Problem: Omit the pictures from the entries below and retype everything else exactly.
#####
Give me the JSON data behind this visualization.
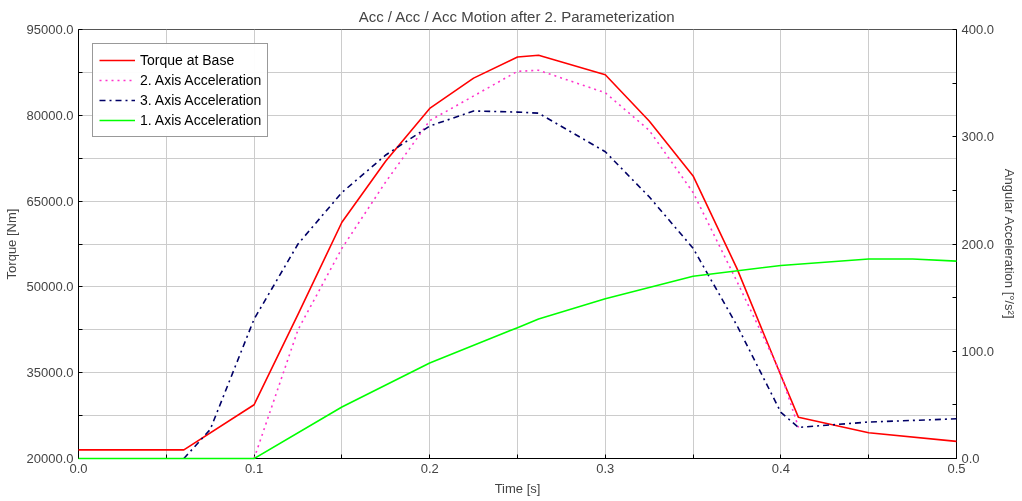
{
  "chart_data": {
    "type": "line",
    "title": "Acc / Acc / Acc Motion after 2. Parameterization",
    "xlabel": "Time [s]",
    "ylabel": "Torque [Nm]",
    "y2label": "Angular Acceleration [°/s²]",
    "xlim": [
      0,
      0.5
    ],
    "xticks": [
      {
        "value": 0,
        "label": "0.0"
      },
      {
        "value": 0.05,
        "label": null
      },
      {
        "value": 0.1,
        "label": "0.1"
      },
      {
        "value": 0.15,
        "label": null
      },
      {
        "value": 0.2,
        "label": "0.2"
      },
      {
        "value": 0.25,
        "label": null
      },
      {
        "value": 0.3,
        "label": "0.3"
      },
      {
        "value": 0.35,
        "label": null
      },
      {
        "value": 0.4,
        "label": "0.4"
      },
      {
        "value": 0.45,
        "label": null
      },
      {
        "value": 0.5,
        "label": "0.5"
      }
    ],
    "ylim": [
      20000,
      95000
    ],
    "yticks": [
      {
        "value": 20000,
        "label": "20000.0"
      },
      {
        "value": 27500,
        "label": null
      },
      {
        "value": 35000,
        "label": "35000.0"
      },
      {
        "value": 42500,
        "label": null
      },
      {
        "value": 50000,
        "label": "50000.0"
      },
      {
        "value": 57500,
        "label": null
      },
      {
        "value": 65000,
        "label": "65000.0"
      },
      {
        "value": 72500,
        "label": null
      },
      {
        "value": 80000,
        "label": "80000.0"
      },
      {
        "value": 87500,
        "label": null
      },
      {
        "value": 95000,
        "label": "95000.0"
      }
    ],
    "y2lim": [
      0,
      400
    ],
    "y2ticks": [
      {
        "value": 0,
        "label": "0.0"
      },
      {
        "value": 50,
        "label": null
      },
      {
        "value": 100,
        "label": "100.0"
      },
      {
        "value": 150,
        "label": null
      },
      {
        "value": 200,
        "label": "200.0"
      },
      {
        "value": 250,
        "label": null
      },
      {
        "value": 300,
        "label": "300.0"
      },
      {
        "value": 350,
        "label": null
      },
      {
        "value": 400,
        "label": "400.0"
      }
    ],
    "grid": true,
    "legend": "top left",
    "marker": "none",
    "series": [
      {
        "name": "Torque at Base",
        "color": "#ff0000",
        "line_style": "solid",
        "x": [
          0,
          0.06,
          0.1,
          0.125,
          0.15,
          0.175,
          0.2,
          0.225,
          0.25,
          0.262,
          0.3,
          0.325,
          0.35,
          0.375,
          0.4,
          0.41,
          0.45,
          0.5
        ],
        "values": [
          21500,
          21500,
          29400,
          45200,
          61300,
          72000,
          81200,
          86500,
          90200,
          90500,
          87100,
          79000,
          69400,
          53200,
          34500,
          27200,
          24500,
          23000
        ]
      },
      {
        "name": "2. Axis Acceleration",
        "color": "#ff33cc",
        "line_style": "dotted",
        "axis": "y2",
        "x": [
          0.1,
          0.125,
          0.15,
          0.175,
          0.2,
          0.25,
          0.262,
          0.3,
          0.325,
          0.35,
          0.375,
          0.4,
          0.41
        ],
        "values": [
          0,
          120,
          196,
          258,
          315,
          361,
          362,
          341,
          306,
          248,
          165,
          79,
          29
        ]
      },
      {
        "name": "3. Axis Acceleration",
        "color": "#000066",
        "line_style": "dashdot",
        "axis": "y2",
        "x": [
          0.06,
          0.075,
          0.1,
          0.125,
          0.15,
          0.175,
          0.2,
          0.225,
          0.25,
          0.262,
          0.3,
          0.325,
          0.35,
          0.375,
          0.4,
          0.41,
          0.45,
          0.5
        ],
        "values": [
          0,
          27,
          130,
          200,
          248,
          283,
          310,
          324,
          323,
          322,
          286,
          244,
          196,
          124,
          43,
          29,
          34,
          37
        ]
      },
      {
        "name": "1. Axis Acceleration",
        "color": "#00ff00",
        "line_style": "solid",
        "axis": "y2",
        "x": [
          0,
          0.1,
          0.15,
          0.2,
          0.25,
          0.262,
          0.3,
          0.35,
          0.4,
          0.45,
          0.475,
          0.5
        ],
        "values": [
          0,
          0,
          48,
          89,
          122,
          130,
          149,
          170,
          180,
          186,
          186,
          184
        ]
      }
    ]
  }
}
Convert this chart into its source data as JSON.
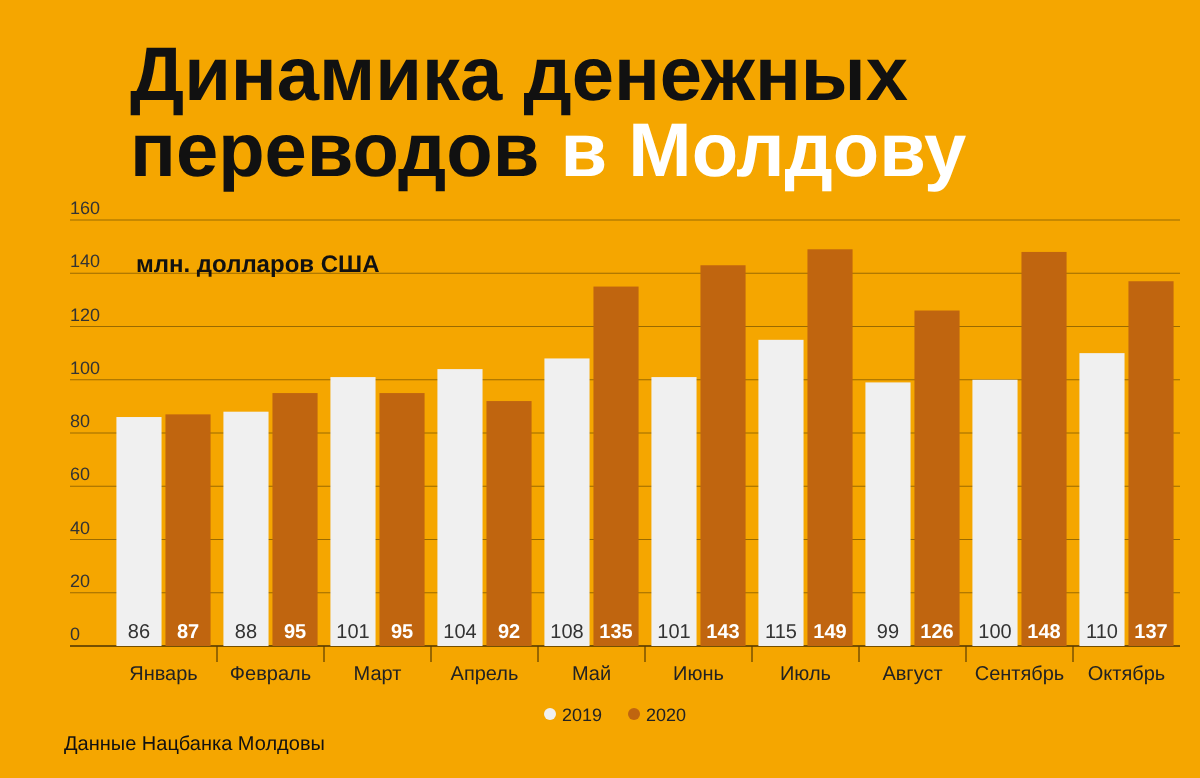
{
  "chart_data": {
    "type": "bar",
    "title": "Динамика денежных переводов в Молдову",
    "ylabel": "млн. долларов США",
    "categories": [
      "Январь",
      "Февраль",
      "Март",
      "Апрель",
      "Май",
      "Июнь",
      "Июль",
      "Август",
      "Сентябрь",
      "Октябрь"
    ],
    "series": [
      {
        "name": "2019",
        "color": "#f0f0f0",
        "values": [
          86,
          88,
          101,
          104,
          108,
          101,
          115,
          99,
          100,
          110
        ]
      },
      {
        "name": "2020",
        "color": "#c0650f",
        "values": [
          87,
          95,
          95,
          92,
          135,
          143,
          149,
          126,
          148,
          137
        ]
      }
    ],
    "ylim": [
      0,
      160
    ],
    "yticks": [
      0,
      20,
      40,
      60,
      80,
      100,
      120,
      140,
      160
    ],
    "grid": "y",
    "legend": "bottom",
    "data_labels": true,
    "annotations": [
      "Данные Нацбанка Молдовы"
    ]
  }
}
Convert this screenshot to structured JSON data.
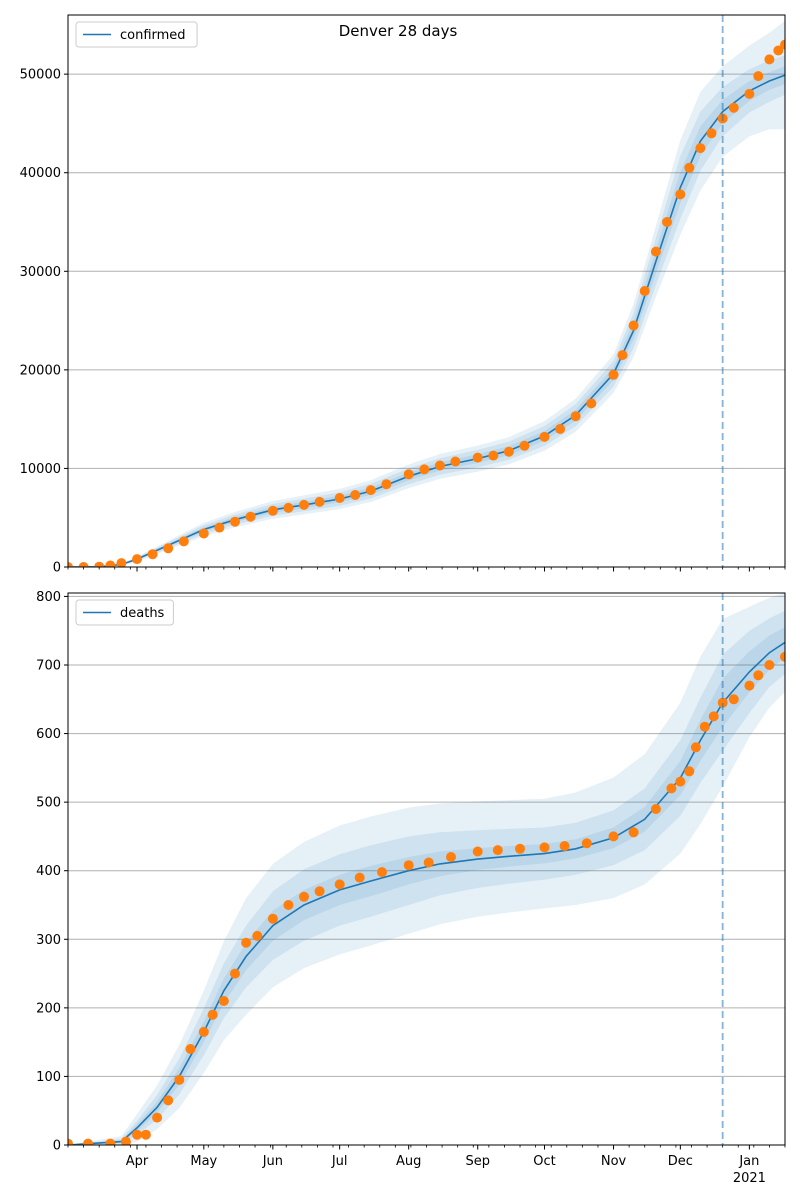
#####
Result below:
Give me the JSON data behind this visualization.
{
  "chart_data": {
    "type": "line",
    "title": "Acc / Acc / Acc Motion after 2. Parameterization",
    "xlabel": "Time [s]",
    "ylabel": "Torque [Nm]",
    "y2label": "Angular Acceleration [°/s²]",
    "xlim": [
      0,
      0.5
    ],
    "xticks": [
      {
        "value": 0,
        "label": "0.0"
      },
      {
        "value": 0.05,
        "label": null
      },
      {
        "value": 0.1,
        "label": "0.1"
      },
      {
        "value": 0.15,
        "label": null
      },
      {
        "value": 0.2,
        "label": "0.2"
      },
      {
        "value": 0.25,
        "label": null
      },
      {
        "value": 0.3,
        "label": "0.3"
      },
      {
        "value": 0.35,
        "label": null
      },
      {
        "value": 0.4,
        "label": "0.4"
      },
      {
        "value": 0.45,
        "label": null
      },
      {
        "value": 0.5,
        "label": "0.5"
      }
    ],
    "ylim": [
      20000,
      95000
    ],
    "yticks": [
      {
        "value": 20000,
        "label": "20000.0"
      },
      {
        "value": 27500,
        "label": null
      },
      {
        "value": 35000,
        "label": "35000.0"
      },
      {
        "value": 42500,
        "label": null
      },
      {
        "value": 50000,
        "label": "50000.0"
      },
      {
        "value": 57500,
        "label": null
      },
      {
        "value": 65000,
        "label": "65000.0"
      },
      {
        "value": 72500,
        "label": null
      },
      {
        "value": 80000,
        "label": "80000.0"
      },
      {
        "value": 87500,
        "label": null
      },
      {
        "value": 95000,
        "label": "95000.0"
      }
    ],
    "y2lim": [
      0,
      400
    ],
    "y2ticks": [
      {
        "value": 0,
        "label": "0.0"
      },
      {
        "value": 50,
        "label": null
      },
      {
        "value": 100,
        "label": "100.0"
      },
      {
        "value": 150,
        "label": null
      },
      {
        "value": 200,
        "label": "200.0"
      },
      {
        "value": 250,
        "label": null
      },
      {
        "value": 300,
        "label": "300.0"
      },
      {
        "value": 350,
        "label": null
      },
      {
        "value": 400,
        "label": "400.0"
      }
    ],
    "grid": true,
    "legend": "top left",
    "marker": "none",
    "series": [
      {
        "name": "Torque at Base",
        "color": "#ff0000",
        "line_style": "solid",
        "x": [
          0,
          0.06,
          0.1,
          0.125,
          0.15,
          0.175,
          0.2,
          0.225,
          0.25,
          0.262,
          0.3,
          0.325,
          0.35,
          0.375,
          0.4,
          0.41,
          0.45,
          0.5
        ],
        "values": [
          21500,
          21500,
          29400,
          45200,
          61300,
          72000,
          81200,
          86500,
          90200,
          90500,
          87100,
          79000,
          69400,
          53200,
          34500,
          27200,
          24500,
          23000
        ]
      },
      {
        "name": "2. Axis Acceleration",
        "color": "#ff33cc",
        "line_style": "dotted",
        "axis": "y2",
        "x": [
          0.1,
          0.125,
          0.15,
          0.175,
          0.2,
          0.25,
          0.262,
          0.3,
          0.325,
          0.35,
          0.375,
          0.4,
          0.41
        ],
        "values": [
          0,
          120,
          196,
          258,
          315,
          361,
          362,
          341,
          306,
          248,
          165,
          79,
          29
        ]
      },
      {
        "name": "3. Axis Acceleration",
        "color": "#000066",
        "line_style": "dashdot",
        "axis": "y2",
        "x": [
          0.06,
          0.075,
          0.1,
          0.125,
          0.15,
          0.175,
          0.2,
          0.225,
          0.25,
          0.262,
          0.3,
          0.325,
          0.35,
          0.375,
          0.4,
          0.41,
          0.45,
          0.5
        ],
        "values": [
          0,
          27,
          130,
          200,
          248,
          283,
          310,
          324,
          323,
          322,
          286,
          244,
          196,
          124,
          43,
          29,
          34,
          37
        ]
      },
      {
        "name": "1. Axis Acceleration",
        "color": "#00ff00",
        "line_style": "solid",
        "axis": "y2",
        "x": [
          0,
          0.1,
          0.15,
          0.2,
          0.25,
          0.262,
          0.3,
          0.35,
          0.4,
          0.45,
          0.475,
          0.5
        ],
        "values": [
          0,
          0,
          48,
          89,
          122,
          130,
          149,
          170,
          180,
          186,
          186,
          184
        ]
      }
    ]
  }
}
Convert this chart into its source data as JSON.
{
  "chart_data": {
    "type": "bar",
    "title": "Динамика денежных переводов в Молдову",
    "ylabel": "млн. долларов США",
    "categories": [
      "Январь",
      "Февраль",
      "Март",
      "Апрель",
      "Май",
      "Июнь",
      "Июль",
      "Август",
      "Сентябрь",
      "Октябрь"
    ],
    "series": [
      {
        "name": "2019",
        "color": "#f0f0f0",
        "values": [
          86,
          88,
          101,
          104,
          108,
          101,
          115,
          99,
          100,
          110
        ]
      },
      {
        "name": "2020",
        "color": "#c0650f",
        "values": [
          87,
          95,
          95,
          92,
          135,
          143,
          149,
          126,
          148,
          137
        ]
      }
    ],
    "ylim": [
      0,
      160
    ],
    "yticks": [
      0,
      20,
      40,
      60,
      80,
      100,
      120,
      140,
      160
    ],
    "grid": "y",
    "legend": "bottom",
    "data_labels": true,
    "annotations": [
      "Данные Нацбанка Молдовы"
    ]
  }
}
Convert this screenshot to structured JSON data.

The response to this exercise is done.